(Stored records)
▬▬▬▬▬▬
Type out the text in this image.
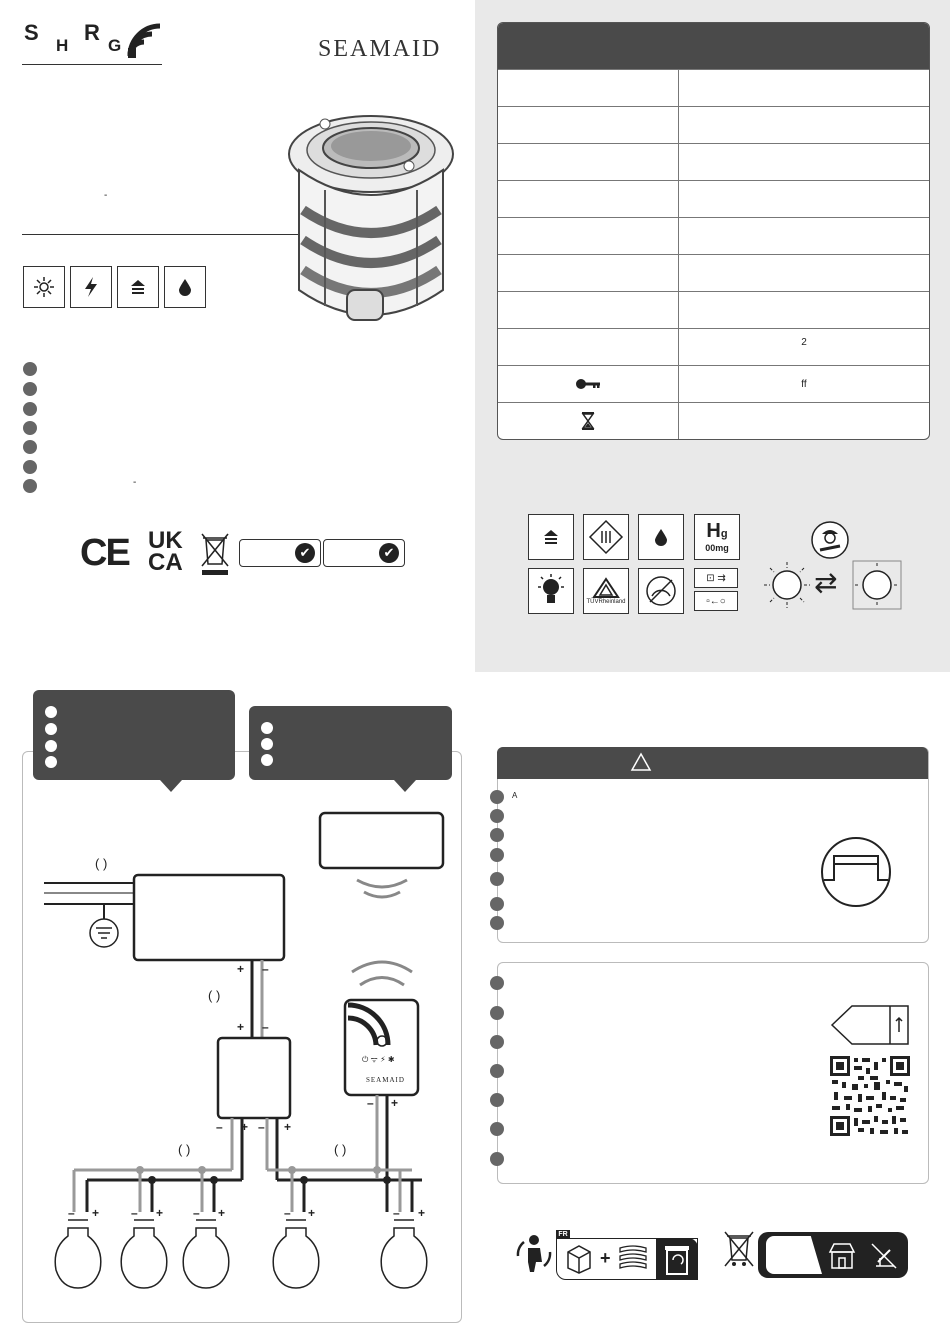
S
H
R
G	SEAMAID
-
-
CE UK
CA	✔	✔
2
ff
Hg
00mg
TÜVRheinland
⊡ ⇉
▫←○
⇄
( )
( )
( )	( )
+ –
+ –
– + – +
– +
– +	– + – +	– +	– +
⏻ ᯤ ⚡ ✱
SEAMAID
A
FR
+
▬▬▬▬▬▬
◆ **TASK REQUIREMENTS**: Drop the images and repeat the data exactly.

◆ **PROBLEM SOLUTION**:
Type out the text in this image.
S
H
R
G	SEAMAID
-
-
CE UK
CA	✔	✔
2
ff
Hg
00mg
TÜVRheinland
⊡ ⇉
▫←○
⇄
( )
( )
( )	( )
+ –
+ –
– + – +
– +
– +	– + – +	– +	– +
⏻ ᯤ ⚡ ✱
SEAMAID
A
FR
+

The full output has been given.